**Directive**
Below are records; work out how many of their lines contain "watermark" and give only that number.
+ + +
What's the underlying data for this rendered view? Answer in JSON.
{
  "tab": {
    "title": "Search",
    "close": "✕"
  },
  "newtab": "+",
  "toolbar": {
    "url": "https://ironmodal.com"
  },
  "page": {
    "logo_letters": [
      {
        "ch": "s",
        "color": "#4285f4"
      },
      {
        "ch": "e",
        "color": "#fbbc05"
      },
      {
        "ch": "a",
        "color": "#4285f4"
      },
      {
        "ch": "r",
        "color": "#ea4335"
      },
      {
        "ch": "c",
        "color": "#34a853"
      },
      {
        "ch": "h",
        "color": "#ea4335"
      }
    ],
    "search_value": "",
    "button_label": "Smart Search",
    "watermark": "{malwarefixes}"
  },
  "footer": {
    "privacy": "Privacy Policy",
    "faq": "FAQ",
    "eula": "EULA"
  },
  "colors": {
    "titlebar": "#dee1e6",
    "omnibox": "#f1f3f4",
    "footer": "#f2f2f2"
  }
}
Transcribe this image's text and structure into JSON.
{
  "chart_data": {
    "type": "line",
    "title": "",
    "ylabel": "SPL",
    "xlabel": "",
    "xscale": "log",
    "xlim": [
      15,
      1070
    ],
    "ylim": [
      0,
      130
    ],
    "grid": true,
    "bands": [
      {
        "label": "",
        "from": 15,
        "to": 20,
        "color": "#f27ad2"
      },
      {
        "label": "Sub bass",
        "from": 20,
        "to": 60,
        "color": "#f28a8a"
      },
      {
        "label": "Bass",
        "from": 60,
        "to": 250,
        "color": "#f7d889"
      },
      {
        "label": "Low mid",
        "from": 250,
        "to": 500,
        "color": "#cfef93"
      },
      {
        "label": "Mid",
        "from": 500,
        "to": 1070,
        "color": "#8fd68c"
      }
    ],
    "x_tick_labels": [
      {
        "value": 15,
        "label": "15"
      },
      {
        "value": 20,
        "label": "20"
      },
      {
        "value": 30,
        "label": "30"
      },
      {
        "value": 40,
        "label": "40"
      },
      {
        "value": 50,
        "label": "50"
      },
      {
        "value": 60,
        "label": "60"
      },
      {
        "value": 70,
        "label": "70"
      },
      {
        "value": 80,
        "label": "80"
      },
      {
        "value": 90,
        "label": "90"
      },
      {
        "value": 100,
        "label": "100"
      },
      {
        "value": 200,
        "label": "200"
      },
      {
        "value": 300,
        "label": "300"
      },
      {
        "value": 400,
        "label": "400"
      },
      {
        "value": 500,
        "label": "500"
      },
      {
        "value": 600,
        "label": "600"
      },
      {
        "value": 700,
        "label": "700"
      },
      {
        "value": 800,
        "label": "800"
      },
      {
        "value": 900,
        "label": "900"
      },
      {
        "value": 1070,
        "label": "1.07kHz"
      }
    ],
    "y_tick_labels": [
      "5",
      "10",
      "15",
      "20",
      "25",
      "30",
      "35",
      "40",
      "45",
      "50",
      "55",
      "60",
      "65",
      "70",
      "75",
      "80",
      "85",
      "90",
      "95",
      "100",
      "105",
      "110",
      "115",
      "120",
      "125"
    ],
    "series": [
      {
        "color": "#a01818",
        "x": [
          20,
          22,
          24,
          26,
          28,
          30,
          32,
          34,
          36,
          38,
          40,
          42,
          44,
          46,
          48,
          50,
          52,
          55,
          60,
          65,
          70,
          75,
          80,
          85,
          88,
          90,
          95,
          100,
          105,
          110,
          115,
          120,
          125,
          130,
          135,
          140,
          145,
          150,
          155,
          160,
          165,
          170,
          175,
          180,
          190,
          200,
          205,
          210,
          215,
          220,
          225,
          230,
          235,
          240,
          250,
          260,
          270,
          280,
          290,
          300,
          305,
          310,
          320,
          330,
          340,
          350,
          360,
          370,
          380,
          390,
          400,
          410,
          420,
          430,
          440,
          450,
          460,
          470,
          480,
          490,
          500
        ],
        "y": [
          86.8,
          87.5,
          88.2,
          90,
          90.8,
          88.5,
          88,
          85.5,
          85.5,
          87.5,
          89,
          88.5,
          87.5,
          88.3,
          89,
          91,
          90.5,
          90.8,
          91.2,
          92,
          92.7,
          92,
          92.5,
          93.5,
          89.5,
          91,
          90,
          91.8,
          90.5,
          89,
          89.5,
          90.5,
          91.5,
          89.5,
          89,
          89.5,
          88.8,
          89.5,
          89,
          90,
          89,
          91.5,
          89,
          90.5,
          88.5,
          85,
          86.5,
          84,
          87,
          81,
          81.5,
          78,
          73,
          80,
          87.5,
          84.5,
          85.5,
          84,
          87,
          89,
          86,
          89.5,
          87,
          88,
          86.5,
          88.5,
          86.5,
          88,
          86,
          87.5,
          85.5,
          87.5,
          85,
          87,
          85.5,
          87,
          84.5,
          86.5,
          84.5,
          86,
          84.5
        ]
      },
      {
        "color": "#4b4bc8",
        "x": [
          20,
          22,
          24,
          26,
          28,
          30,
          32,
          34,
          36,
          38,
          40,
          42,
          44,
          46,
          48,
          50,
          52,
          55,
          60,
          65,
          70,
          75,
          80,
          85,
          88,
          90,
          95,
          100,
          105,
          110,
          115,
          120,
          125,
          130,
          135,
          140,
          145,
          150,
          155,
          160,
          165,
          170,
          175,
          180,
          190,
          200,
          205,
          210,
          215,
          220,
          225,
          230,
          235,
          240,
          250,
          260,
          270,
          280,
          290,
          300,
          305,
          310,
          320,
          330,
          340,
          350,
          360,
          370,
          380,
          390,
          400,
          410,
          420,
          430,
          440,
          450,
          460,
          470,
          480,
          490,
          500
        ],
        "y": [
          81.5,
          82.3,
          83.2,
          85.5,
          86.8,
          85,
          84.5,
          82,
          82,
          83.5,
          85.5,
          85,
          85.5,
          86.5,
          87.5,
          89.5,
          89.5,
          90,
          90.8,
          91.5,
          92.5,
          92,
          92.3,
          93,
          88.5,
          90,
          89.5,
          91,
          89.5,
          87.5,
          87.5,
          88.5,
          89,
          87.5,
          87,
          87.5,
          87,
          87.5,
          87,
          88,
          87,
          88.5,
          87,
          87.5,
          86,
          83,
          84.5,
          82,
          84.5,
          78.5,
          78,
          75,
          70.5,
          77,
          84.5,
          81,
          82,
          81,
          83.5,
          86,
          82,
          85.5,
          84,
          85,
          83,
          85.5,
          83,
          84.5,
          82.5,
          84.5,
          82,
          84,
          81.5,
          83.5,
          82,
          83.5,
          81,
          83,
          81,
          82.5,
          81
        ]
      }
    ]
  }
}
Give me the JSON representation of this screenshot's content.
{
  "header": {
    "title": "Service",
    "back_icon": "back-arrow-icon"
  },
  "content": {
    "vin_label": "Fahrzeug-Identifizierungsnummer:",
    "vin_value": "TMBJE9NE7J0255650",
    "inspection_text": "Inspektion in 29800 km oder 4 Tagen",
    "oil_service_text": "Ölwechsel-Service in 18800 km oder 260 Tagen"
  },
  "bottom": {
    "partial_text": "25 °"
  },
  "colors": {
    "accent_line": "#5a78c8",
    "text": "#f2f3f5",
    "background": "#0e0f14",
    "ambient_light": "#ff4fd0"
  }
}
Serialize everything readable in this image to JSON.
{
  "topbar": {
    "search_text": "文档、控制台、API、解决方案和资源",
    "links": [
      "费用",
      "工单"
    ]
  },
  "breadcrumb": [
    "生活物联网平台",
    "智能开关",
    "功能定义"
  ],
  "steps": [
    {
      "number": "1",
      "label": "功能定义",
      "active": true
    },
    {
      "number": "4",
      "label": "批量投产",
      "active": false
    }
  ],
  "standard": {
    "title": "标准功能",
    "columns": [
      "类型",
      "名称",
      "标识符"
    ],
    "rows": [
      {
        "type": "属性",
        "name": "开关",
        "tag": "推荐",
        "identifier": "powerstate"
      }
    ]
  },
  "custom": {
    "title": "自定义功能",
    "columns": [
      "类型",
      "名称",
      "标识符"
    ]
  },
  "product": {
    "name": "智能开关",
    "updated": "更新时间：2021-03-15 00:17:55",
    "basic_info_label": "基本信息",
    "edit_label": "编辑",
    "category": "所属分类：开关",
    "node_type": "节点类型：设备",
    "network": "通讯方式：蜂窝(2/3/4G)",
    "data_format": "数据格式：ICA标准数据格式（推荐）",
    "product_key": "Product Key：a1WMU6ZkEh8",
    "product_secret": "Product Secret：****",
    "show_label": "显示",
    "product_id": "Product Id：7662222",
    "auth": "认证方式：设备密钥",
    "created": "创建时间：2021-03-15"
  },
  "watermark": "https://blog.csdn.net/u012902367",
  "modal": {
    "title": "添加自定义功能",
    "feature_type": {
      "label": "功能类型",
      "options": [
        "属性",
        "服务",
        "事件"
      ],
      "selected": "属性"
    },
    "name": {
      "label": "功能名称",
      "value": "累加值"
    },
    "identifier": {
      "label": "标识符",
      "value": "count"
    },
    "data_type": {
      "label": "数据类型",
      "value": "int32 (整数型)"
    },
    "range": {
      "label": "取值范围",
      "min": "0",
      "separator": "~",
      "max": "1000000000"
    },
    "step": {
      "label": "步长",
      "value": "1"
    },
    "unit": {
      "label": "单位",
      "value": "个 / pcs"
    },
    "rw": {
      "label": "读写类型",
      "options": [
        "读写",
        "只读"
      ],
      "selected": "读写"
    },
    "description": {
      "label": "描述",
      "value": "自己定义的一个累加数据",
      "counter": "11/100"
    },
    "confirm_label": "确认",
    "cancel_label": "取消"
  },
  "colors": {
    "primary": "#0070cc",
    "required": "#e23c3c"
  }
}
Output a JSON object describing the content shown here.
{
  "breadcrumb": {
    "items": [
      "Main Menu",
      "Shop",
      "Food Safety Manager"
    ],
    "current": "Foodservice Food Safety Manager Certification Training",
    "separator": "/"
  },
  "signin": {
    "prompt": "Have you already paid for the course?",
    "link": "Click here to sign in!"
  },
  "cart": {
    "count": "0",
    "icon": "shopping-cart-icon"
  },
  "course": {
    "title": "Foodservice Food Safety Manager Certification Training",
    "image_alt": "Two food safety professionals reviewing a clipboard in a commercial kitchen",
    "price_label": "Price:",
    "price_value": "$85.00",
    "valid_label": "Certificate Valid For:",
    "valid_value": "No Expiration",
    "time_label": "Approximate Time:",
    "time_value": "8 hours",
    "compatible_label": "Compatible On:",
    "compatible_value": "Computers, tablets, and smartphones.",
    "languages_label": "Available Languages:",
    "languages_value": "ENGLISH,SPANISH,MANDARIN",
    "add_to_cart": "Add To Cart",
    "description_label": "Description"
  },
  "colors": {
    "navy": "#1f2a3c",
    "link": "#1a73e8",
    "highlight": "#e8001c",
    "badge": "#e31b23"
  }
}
+ + +
**Full output**
2